Start Supplied material

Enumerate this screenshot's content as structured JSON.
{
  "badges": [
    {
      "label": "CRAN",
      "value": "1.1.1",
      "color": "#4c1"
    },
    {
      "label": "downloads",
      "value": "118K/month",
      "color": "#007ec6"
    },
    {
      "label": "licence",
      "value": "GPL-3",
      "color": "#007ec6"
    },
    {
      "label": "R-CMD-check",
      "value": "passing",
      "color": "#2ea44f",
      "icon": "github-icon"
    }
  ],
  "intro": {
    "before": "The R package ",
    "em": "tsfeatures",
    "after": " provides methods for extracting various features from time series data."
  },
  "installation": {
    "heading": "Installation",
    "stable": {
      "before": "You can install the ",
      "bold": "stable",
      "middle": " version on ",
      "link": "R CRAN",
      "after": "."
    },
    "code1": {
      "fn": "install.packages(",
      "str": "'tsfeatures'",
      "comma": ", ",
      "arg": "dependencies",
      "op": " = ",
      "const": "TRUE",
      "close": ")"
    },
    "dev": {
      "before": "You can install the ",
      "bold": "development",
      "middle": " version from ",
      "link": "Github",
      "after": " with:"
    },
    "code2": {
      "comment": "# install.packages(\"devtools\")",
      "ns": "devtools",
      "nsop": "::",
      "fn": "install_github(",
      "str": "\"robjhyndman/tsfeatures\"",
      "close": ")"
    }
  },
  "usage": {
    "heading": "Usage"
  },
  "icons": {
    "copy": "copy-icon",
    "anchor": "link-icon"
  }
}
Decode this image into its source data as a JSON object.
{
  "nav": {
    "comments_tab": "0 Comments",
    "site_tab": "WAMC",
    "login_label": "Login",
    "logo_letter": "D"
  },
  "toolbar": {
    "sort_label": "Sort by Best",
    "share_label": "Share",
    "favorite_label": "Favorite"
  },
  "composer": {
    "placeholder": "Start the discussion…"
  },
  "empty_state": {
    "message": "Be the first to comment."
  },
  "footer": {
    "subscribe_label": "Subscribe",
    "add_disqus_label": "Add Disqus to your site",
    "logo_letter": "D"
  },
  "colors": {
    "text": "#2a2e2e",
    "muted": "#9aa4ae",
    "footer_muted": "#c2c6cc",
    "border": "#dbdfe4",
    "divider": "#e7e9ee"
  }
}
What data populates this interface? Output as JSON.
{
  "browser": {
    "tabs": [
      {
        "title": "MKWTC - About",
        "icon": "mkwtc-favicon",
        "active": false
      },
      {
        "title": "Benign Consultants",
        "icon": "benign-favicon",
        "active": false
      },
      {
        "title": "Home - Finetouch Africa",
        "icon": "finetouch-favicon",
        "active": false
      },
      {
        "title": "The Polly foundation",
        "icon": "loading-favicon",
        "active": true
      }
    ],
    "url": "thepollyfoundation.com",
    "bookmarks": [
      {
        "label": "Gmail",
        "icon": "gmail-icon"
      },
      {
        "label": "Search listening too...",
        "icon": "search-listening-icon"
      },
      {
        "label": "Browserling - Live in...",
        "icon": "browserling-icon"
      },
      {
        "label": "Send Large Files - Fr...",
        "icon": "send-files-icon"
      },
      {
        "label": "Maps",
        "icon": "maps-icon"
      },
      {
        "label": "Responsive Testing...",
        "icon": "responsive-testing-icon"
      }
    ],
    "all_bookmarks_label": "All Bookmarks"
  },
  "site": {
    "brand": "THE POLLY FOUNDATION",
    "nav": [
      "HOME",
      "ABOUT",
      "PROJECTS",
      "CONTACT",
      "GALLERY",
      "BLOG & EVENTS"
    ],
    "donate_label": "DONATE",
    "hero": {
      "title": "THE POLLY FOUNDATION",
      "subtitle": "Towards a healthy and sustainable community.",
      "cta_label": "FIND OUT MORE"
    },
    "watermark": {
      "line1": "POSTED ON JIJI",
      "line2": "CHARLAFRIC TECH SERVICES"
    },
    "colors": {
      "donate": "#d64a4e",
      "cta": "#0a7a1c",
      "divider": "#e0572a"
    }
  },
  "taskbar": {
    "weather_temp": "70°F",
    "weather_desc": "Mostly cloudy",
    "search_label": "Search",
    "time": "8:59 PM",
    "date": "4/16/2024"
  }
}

End Supplied material

* _What you will do_:
Copy out all lines where the word "middle" appears.

* _Response_:
      "middle": " version on ",
      "middle": " version from ",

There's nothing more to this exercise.